Your instructions
Reproduce all the material exactly, minus any pictures it holds.

(Stored data)
— Begin —

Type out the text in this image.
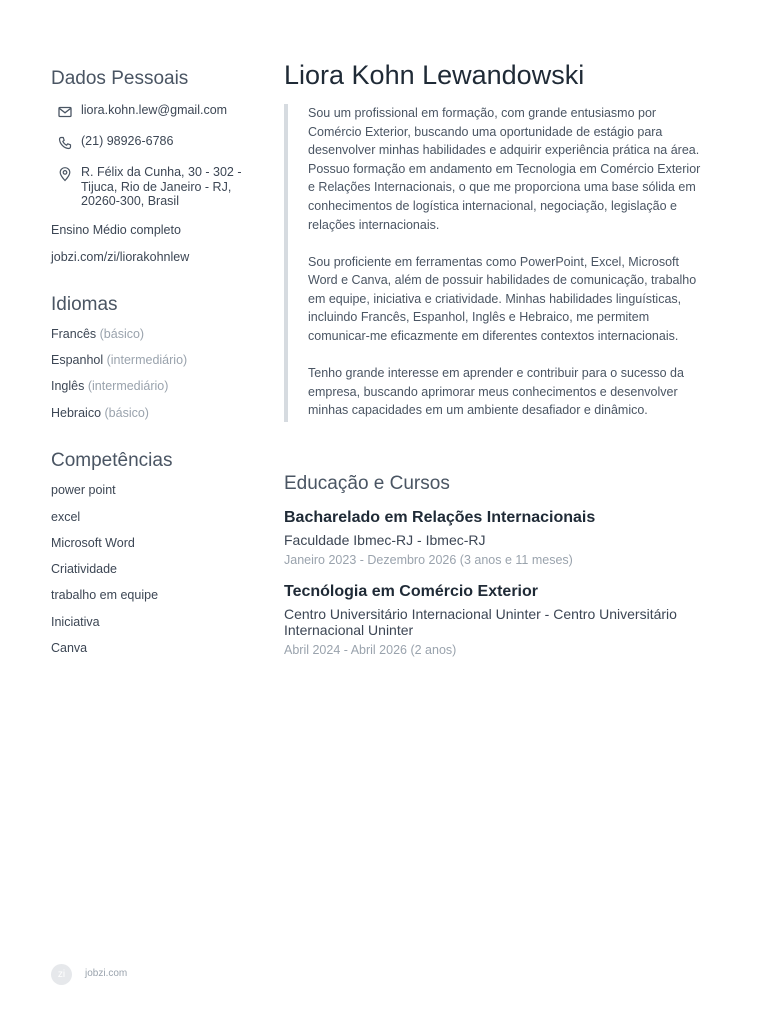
Dados Pessoais
liora.kohn.lew@gmail.com
(21) 98926-6786
R. Félix da Cunha, 30 - 302 - Tijuca, Rio de Janeiro - RJ, 20260-300, Brasil
Ensino Médio completo
jobzi.com/zi/liorakohnlew
Idiomas
Francês (básico)
Espanhol (intermediário)
Inglês (intermediário)
Hebraico (básico)
Competências
power point
excel
Microsoft Word
Criatividade
trabalho em equipe
Iniciativa
Canva
Liora Kohn Lewandowski

Sou um profissional em formação, com grande entusiasmo por Comércio Exterior, buscando uma oportunidade de estágio para desenvolver minhas habilidades e adquirir experiência prática na área. Possuo formação em andamento em Tecnologia em Comércio Exterior e Relações Internacionais, o que me proporciona uma base sólida em conhecimentos de logística internacional, negociação, legislação e relações internacionais.

Sou proficiente em ferramentas como PowerPoint, Excel, Microsoft Word e Canva, além de possuir habilidades de comunicação, trabalho em equipe, iniciativa e criatividade. Minhas habilidades linguísticas, incluindo Francês, Espanhol, Inglês e Hebraico, me permitem comunicar-me eficazmente em diferentes contextos internacionais.

Tenho grande interesse em aprender e contribuir para o sucesso da empresa, buscando aprimorar meus conhecimentos e desenvolver minhas capacidades em um ambiente desafiador e dinâmico.

Educação e Cursos
Bacharelado em Relações Internacionais
Faculdade Ibmec-RJ - Ibmec-RJ
Janeiro 2023 - Dezembro 2026 (3 anos e 11 meses)
Tecnólogia em Comércio Exterior
Centro Universitário Internacional Uninter - Centro Universitário Internacional Uninter
Abril 2024 - Abril 2026 (2 anos)
zi	jobzi.com
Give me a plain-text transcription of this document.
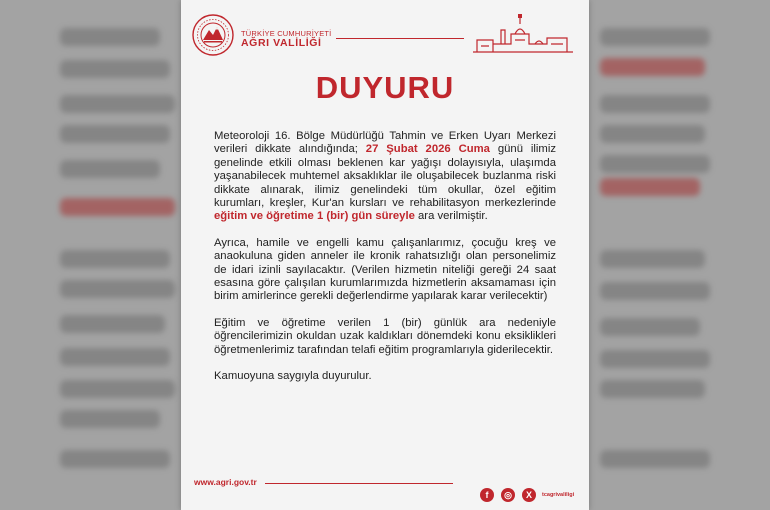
TÜRKİYE CUMHURİYETİ
AĞRI VALİLİĞİ
DUYURU

Meteoroloji 16. Bölge Müdürlüğü Tahmin ve Erken Uyarı Merkezi verileri dikkate alındığında; 27 Şubat 2026 Cuma günü ilimiz genelinde etkili olması beklenen kar yağışı dolayısıyla, ulaşımda yaşanabilecek muhtemel aksaklıklar ile oluşabilecek buzlanma riski dikkate alınarak, ilimiz genelindeki tüm okullar, özel eğitim kurumları, kreşler, Kur'an kursları ve rehabilitasyon merkezlerinde eğitim ve öğretime 1 (bir) gün süreyle ara verilmiştir.

Ayrıca, hamile ve engelli kamu çalışanlarımız, çocuğu kreş ve anaokuluna giden anneler ile kronik rahatsızlığı olan personelimiz de idari izinli sayılacaktır. (Verilen hizmetin niteliği gereği 24 saat esasına göre çalışılan kurumlarımızda hizmetlerin aksamaması için birim amirlerince gerekli değerlendirme yapılarak karar verilecektir)

Eğitim ve öğretime verilen 1 (bir) günlük ara nedeniyle öğrencilerimizin okuldan uzak kaldıkları dönemdeki konu eksiklikleri öğretmenlerimiz tarafından telafi eğitim programlarıyla giderilecektir.

Kamuoyuna saygıyla duyurulur.

www.agri.gov.tr
f	◎	X	tcagrivaliligi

— End —

Full answer
Type out the text in this image.
Dados Pessoais
liora.kohn.lew@gmail.com
(21) 98926-6786
R. Félix da Cunha, 30 - 302 - Tijuca, Rio de Janeiro - RJ, 20260-300, Brasil
Ensino Médio completo
jobzi.com/zi/liorakohnlew
Idiomas
Francês (básico)
Espanhol (intermediário)
Inglês (intermediário)
Hebraico (básico)
Competências
power point
excel
Microsoft Word
Criatividade
trabalho em equipe
Iniciativa
Canva
Liora Kohn Lewandowski

Sou um profissional em formação, com grande entusiasmo por Comércio Exterior, buscando uma oportunidade de estágio para desenvolver minhas habilidades e adquirir experiência prática na área. Possuo formação em andamento em Tecnologia em Comércio Exterior e Relações Internacionais, o que me proporciona uma base sólida em conhecimentos de logística internacional, negociação, legislação e relações internacionais.

Sou proficiente em ferramentas como PowerPoint, Excel, Microsoft Word e Canva, além de possuir habilidades de comunicação, trabalho em equipe, iniciativa e criatividade. Minhas habilidades linguísticas, incluindo Francês, Espanhol, Inglês e Hebraico, me permitem comunicar-me eficazmente em diferentes contextos internacionais.

Tenho grande interesse em aprender e contribuir para o sucesso da empresa, buscando aprimorar meus conhecimentos e desenvolver minhas capacidades em um ambiente desafiador e dinâmico.

Educação e Cursos
Bacharelado em Relações Internacionais
Faculdade Ibmec-RJ - Ibmec-RJ
Janeiro 2023 - Dezembro 2026 (3 anos e 11 meses)
Tecnólogia em Comércio Exterior
Centro Universitário Internacional Uninter - Centro Universitário Internacional Uninter
Abril 2024 - Abril 2026 (2 anos)
zi	jobzi.com
Give me a plain-text transcription of this document.
TÜRKİYE CUMHURİYETİ
AĞRI VALİLİĞİ
DUYURU

Meteoroloji 16. Bölge Müdürlüğü Tahmin ve Erken Uyarı Merkezi verileri dikkate alındığında; 27 Şubat 2026 Cuma günü ilimiz genelinde etkili olması beklenen kar yağışı dolayısıyla, ulaşımda yaşanabilecek muhtemel aksaklıklar ile oluşabilecek buzlanma riski dikkate alınarak, ilimiz genelindeki tüm okullar, özel eğitim kurumları, kreşler, Kur'an kursları ve rehabilitasyon merkezlerinde eğitim ve öğretime 1 (bir) gün süreyle ara verilmiştir.

Ayrıca, hamile ve engelli kamu çalışanlarımız, çocuğu kreş ve anaokuluna giden anneler ile kronik rahatsızlığı olan personelimiz de idari izinli sayılacaktır. (Verilen hizmetin niteliği gereği 24 saat esasına göre çalışılan kurumlarımızda hizmetlerin aksamaması için birim amirlerince gerekli değerlendirme yapılarak karar verilecektir)

Eğitim ve öğretime verilen 1 (bir) günlük ara nedeniyle öğrencilerimizin okuldan uzak kaldıkları dönemdeki konu eksiklikleri öğretmenlerimiz tarafından telafi eğitim programlarıyla giderilecektir.

Kamuoyuna saygıyla duyurulur.

www.agri.gov.tr
f	◎	X	tcagrivaliligi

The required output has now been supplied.